> [Task details]
Copy the lines below verbatim, starting at the line containing "employee-cell-first[interactable]: Jamie —" and ending at the line containing "calendar-day-cell[interactable] — [1272, 488, 1322, 510]", including both.

> [Raw records]
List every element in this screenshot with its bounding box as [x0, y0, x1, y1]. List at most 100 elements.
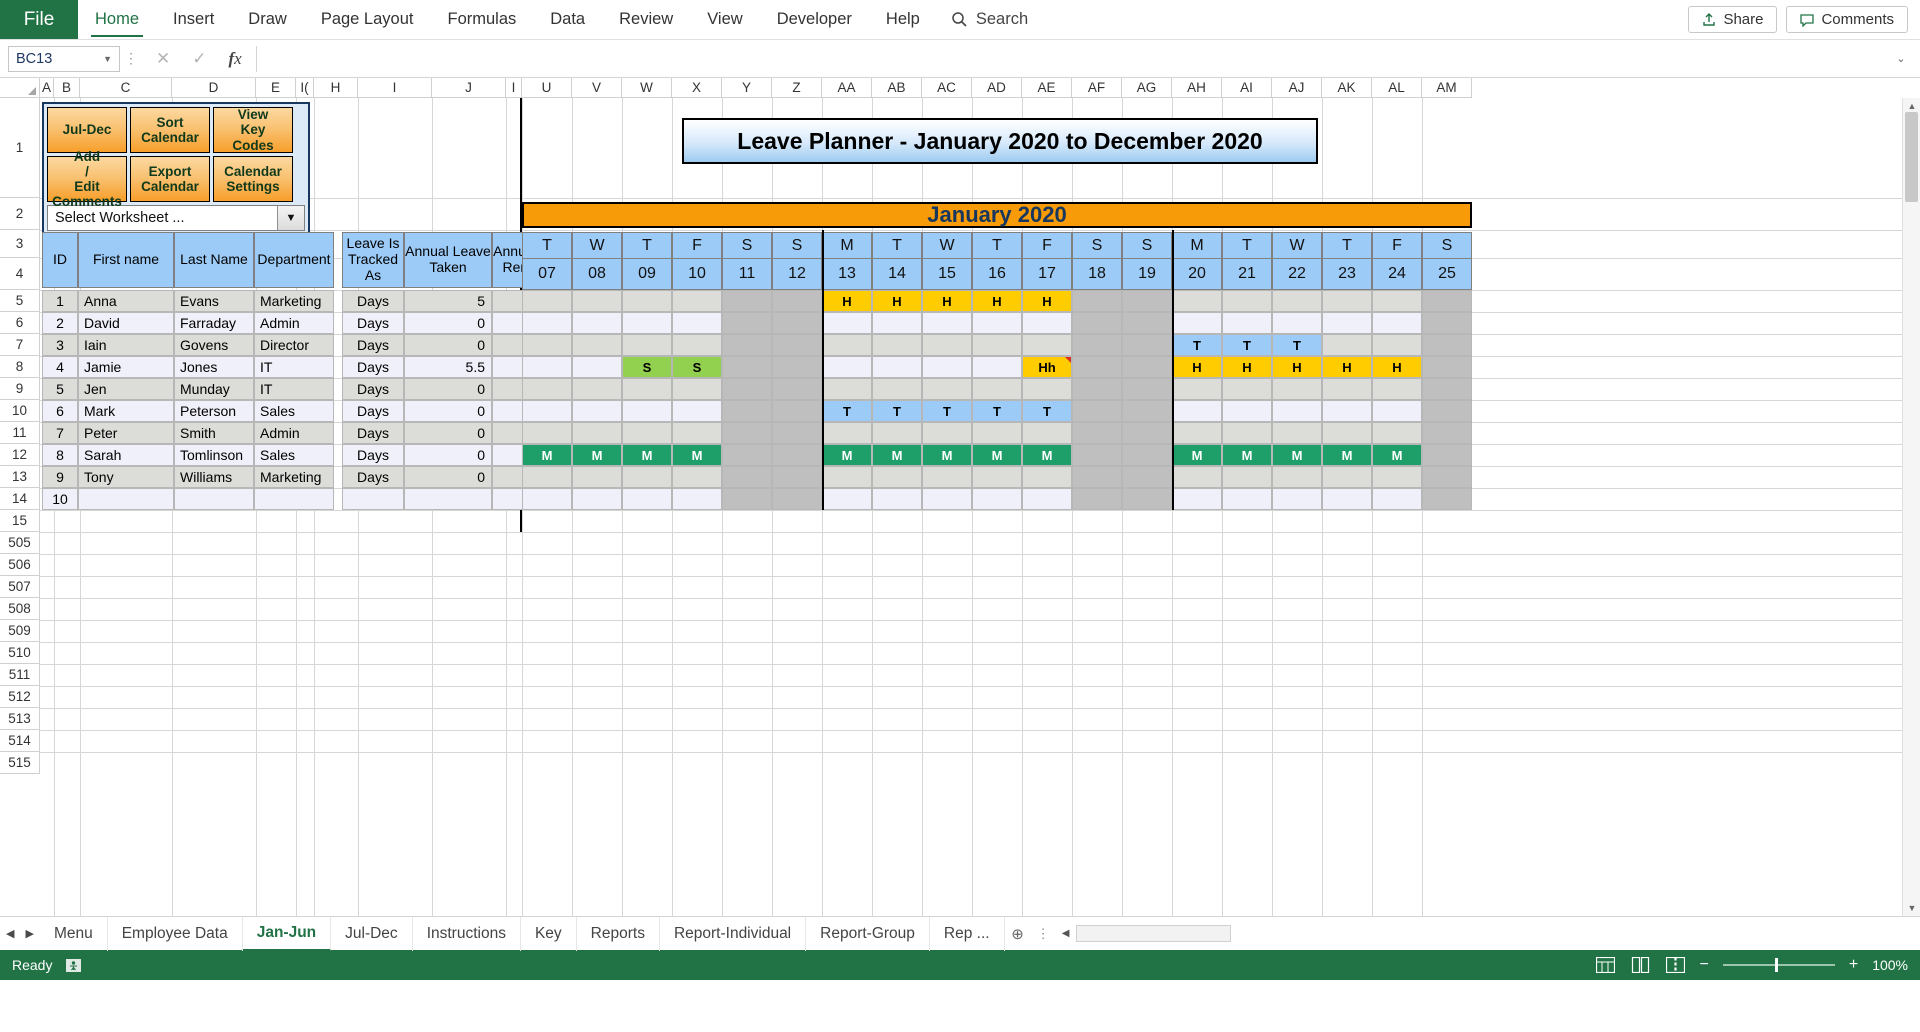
employee-cell-first[interactable]: Jamie — [78, 356, 174, 378]
calendar-day-cell[interactable]: M — [672, 444, 722, 466]
scroll-down-icon[interactable]: ▼ — [1903, 900, 1920, 916]
employee-cell-id[interactable]: 2 — [42, 312, 78, 334]
calendar-day-cell[interactable]: H — [922, 290, 972, 312]
calendar-day-cell[interactable] — [622, 488, 672, 510]
calendar-day-cell[interactable]: T — [972, 400, 1022, 422]
calendar-day-cell[interactable] — [972, 488, 1022, 510]
column-header-AC[interactable]: AC — [922, 78, 972, 98]
calendar-day-cell[interactable]: M — [522, 444, 572, 466]
ribbon-tab-insert[interactable]: Insert — [156, 0, 231, 39]
calendar-day-cell[interactable]: T — [922, 400, 972, 422]
calendar-day-cell[interactable] — [872, 378, 922, 400]
column-header-AE[interactable]: AE — [1022, 78, 1072, 98]
calendar-day-cell[interactable]: M — [1222, 444, 1272, 466]
calendar-day-cell[interactable] — [772, 488, 822, 510]
calendar-day-cell[interactable] — [872, 356, 922, 378]
calendar-day-cell[interactable] — [722, 312, 772, 334]
calendar-day-cell[interactable] — [872, 466, 922, 488]
calendar-day-cell[interactable] — [1072, 466, 1122, 488]
row-header-10[interactable]: 10 — [0, 400, 40, 422]
employee-cell-dept[interactable]: IT — [254, 356, 334, 378]
row-header-12[interactable]: 12 — [0, 444, 40, 466]
row-header-512[interactable]: 512 — [0, 686, 40, 708]
row-header-7[interactable]: 7 — [0, 334, 40, 356]
calendar-day-cell[interactable] — [1022, 378, 1072, 400]
calendar-day-cell[interactable] — [1322, 378, 1372, 400]
calendar-day-cell[interactable] — [822, 356, 872, 378]
calendar-day-cell[interactable] — [672, 400, 722, 422]
macro-button-sort-calendar[interactable]: Sort Calendar — [130, 107, 210, 153]
calendar-day-cell[interactable] — [672, 378, 722, 400]
calendar-day-cell[interactable] — [1272, 488, 1322, 510]
calendar-day-cell[interactable] — [522, 400, 572, 422]
calendar-day-cell[interactable] — [622, 290, 672, 312]
calendar-day-cell[interactable] — [822, 422, 872, 444]
calendar-day-cell[interactable] — [1072, 444, 1122, 466]
employee-cell-dept[interactable]: IT — [254, 378, 334, 400]
sheet-tab-report-individual[interactable]: Report-Individual — [660, 916, 807, 951]
calendar-day-cell[interactable] — [1172, 312, 1222, 334]
macro-button-calendar-settings[interactable]: Calendar Settings — [213, 156, 293, 202]
employee-cell-id[interactable]: 7 — [42, 422, 78, 444]
column-header-A[interactable]: A — [40, 78, 54, 98]
calendar-day-cell[interactable] — [922, 466, 972, 488]
employee-cell-tracked[interactable]: Days — [342, 444, 404, 466]
calendar-day-cell[interactable] — [722, 356, 772, 378]
column-header-AL[interactable]: AL — [1372, 78, 1422, 98]
calendar-day-cell[interactable] — [1122, 422, 1172, 444]
employee-cell-first[interactable] — [78, 488, 174, 510]
ribbon-tab-formulas[interactable]: Formulas — [430, 0, 533, 39]
calendar-day-cell[interactable] — [1372, 290, 1422, 312]
employee-cell-taken[interactable]: 0 — [404, 400, 492, 422]
calendar-day-cell[interactable] — [1072, 378, 1122, 400]
employee-cell-last[interactable]: Tomlinson — [174, 444, 254, 466]
calendar-day-cell[interactable] — [1322, 334, 1372, 356]
employee-cell-taken[interactable]: 0 — [404, 422, 492, 444]
next-sheet-icon[interactable]: ▶ — [25, 927, 33, 940]
calendar-day-cell[interactable] — [772, 378, 822, 400]
page-layout-icon[interactable] — [1630, 956, 1651, 975]
calendar-day-cell[interactable] — [772, 444, 822, 466]
calendar-day-cell[interactable] — [1122, 444, 1172, 466]
column-header-V[interactable]: V — [572, 78, 622, 98]
zoom-level[interactable]: 100% — [1872, 957, 1908, 973]
calendar-day-cell[interactable] — [1072, 334, 1122, 356]
calendar-day-cell[interactable] — [622, 466, 672, 488]
calendar-day-cell[interactable]: M — [972, 444, 1022, 466]
zoom-track[interactable] — [1722, 958, 1835, 972]
calendar-day-cell[interactable] — [672, 422, 722, 444]
sheet-tab-key[interactable]: Key — [521, 916, 577, 951]
calendar-day-cell[interactable] — [1222, 378, 1272, 400]
ribbon-tab-draw[interactable]: Draw — [231, 0, 304, 39]
calendar-day-cell[interactable] — [972, 466, 1022, 488]
calendar-day-cell[interactable] — [772, 356, 822, 378]
macro-button-export-calendar[interactable]: Export Calendar — [130, 156, 210, 202]
row-header-507[interactable]: 507 — [0, 576, 40, 598]
employee-cell-tracked[interactable]: Days — [342, 400, 404, 422]
employee-cell-tracked[interactable]: Days — [342, 312, 404, 334]
sheet-tab-menu[interactable]: Menu — [40, 916, 108, 951]
column-header-B[interactable]: B — [54, 78, 80, 98]
calendar-day-cell[interactable] — [572, 312, 622, 334]
sheet-tab-rep[interactable]: Rep ... — [930, 916, 1005, 951]
chevron-down-icon[interactable]: ▼ — [103, 54, 112, 64]
column-header-AM[interactable]: AM — [1422, 78, 1472, 98]
calendar-day-cell[interactable] — [872, 334, 922, 356]
calendar-day-cell[interactable] — [522, 356, 572, 378]
calendar-day-cell[interactable] — [522, 290, 572, 312]
calendar-day-cell[interactable] — [972, 356, 1022, 378]
sheet-tab-overflow[interactable]: ⋮ — [1031, 926, 1056, 942]
ribbon-tab-page-layout[interactable]: Page Layout — [304, 0, 431, 39]
calendar-day-cell[interactable] — [822, 378, 872, 400]
employee-cell-first[interactable]: David — [78, 312, 174, 334]
calendar-day-cell[interactable]: H — [1322, 356, 1372, 378]
calendar-day-cell[interactable] — [822, 466, 872, 488]
calendar-day-cell[interactable] — [522, 488, 572, 510]
column-header-I[interactable]: I — [358, 78, 432, 98]
column-header-J[interactable]: J — [432, 78, 506, 98]
formula-bar-menu[interactable]: ⋮ — [120, 50, 142, 67]
confirm-icon[interactable]: ✓ — [192, 49, 206, 69]
calendar-day-cell[interactable] — [1272, 312, 1322, 334]
ribbon-tab-view[interactable]: View — [690, 0, 759, 39]
calendar-day-cell[interactable]: M — [1272, 444, 1322, 466]
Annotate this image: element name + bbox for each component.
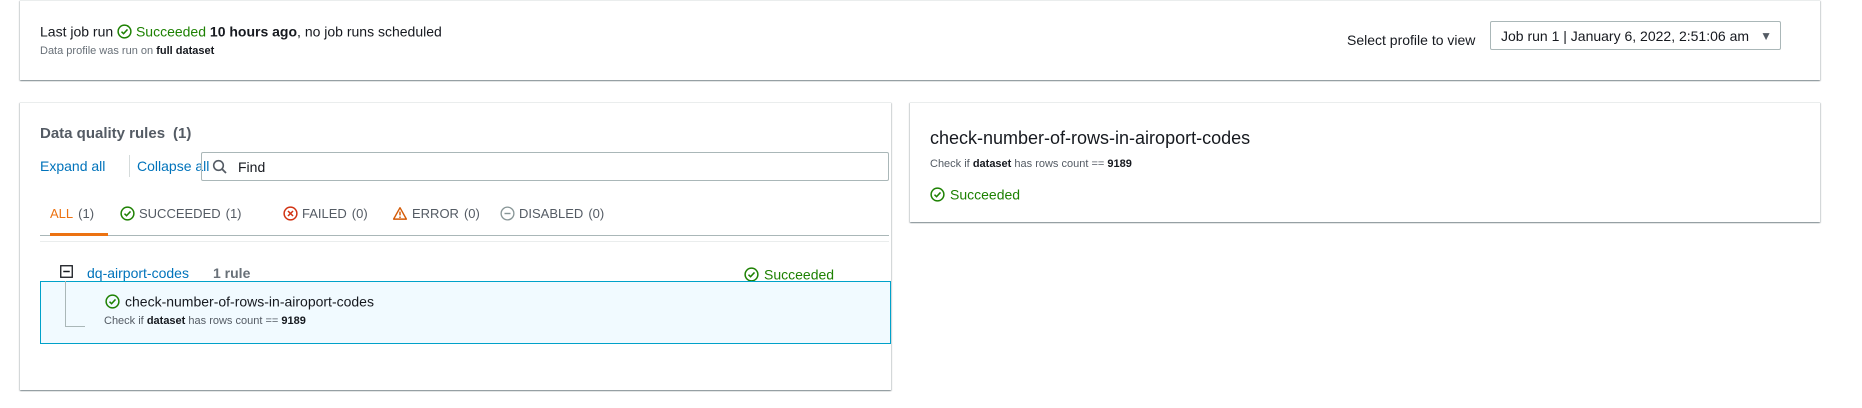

> [Exercise output]
employee-cell-first[interactable]: Jamie — [78, 356, 174, 378]
calendar-day-cell[interactable]: M — [672, 444, 722, 466]
scroll-down-icon[interactable]: ▼ — [1903, 900, 1920, 916]
employee-cell-id[interactable]: 2 — [42, 312, 78, 334]
calendar-day-cell[interactable]: H — [922, 290, 972, 312]
calendar-day-cell[interactable] — [622, 488, 672, 510]
calendar-day-cell[interactable]: T — [972, 400, 1022, 422]
calendar-day-cell[interactable] — [972, 488, 1022, 510]
column-header-AC[interactable]: AC — [922, 78, 972, 98]
calendar-day-cell[interactable]: M — [522, 444, 572, 466]
ribbon-tab-insert[interactable]: Insert — [156, 0, 231, 39]
calendar-day-cell[interactable]: T — [922, 400, 972, 422]
calendar-day-cell[interactable] — [872, 378, 922, 400]
column-header-AE[interactable]: AE — [1022, 78, 1072, 98]
calendar-day-cell[interactable]: M — [1222, 444, 1272, 466]
calendar-day-cell[interactable] — [772, 488, 822, 510]
calendar-day-cell[interactable] — [872, 356, 922, 378]
calendar-day-cell[interactable] — [722, 312, 772, 334]
calendar-day-cell[interactable] — [872, 466, 922, 488]
calendar-day-cell[interactable] — [1072, 466, 1122, 488]
row-header-10[interactable]: 10 — [0, 400, 40, 422]
employee-cell-dept[interactable]: IT — [254, 356, 334, 378]
row-header-12[interactable]: 12 — [0, 444, 40, 466]
row-header-512[interactable]: 512 — [0, 686, 40, 708]
row-header-7[interactable]: 7 — [0, 334, 40, 356]
calendar-day-cell[interactable] — [1022, 378, 1072, 400]
calendar-day-cell[interactable] — [1322, 378, 1372, 400]
calendar-day-cell[interactable] — [822, 356, 872, 378]
calendar-day-cell[interactable] — [672, 400, 722, 422]
macro-button-sort-calendar[interactable]: Sort Calendar — [130, 107, 210, 153]
calendar-day-cell[interactable] — [672, 378, 722, 400]
calendar-day-cell[interactable] — [1272, 488, 1322, 510]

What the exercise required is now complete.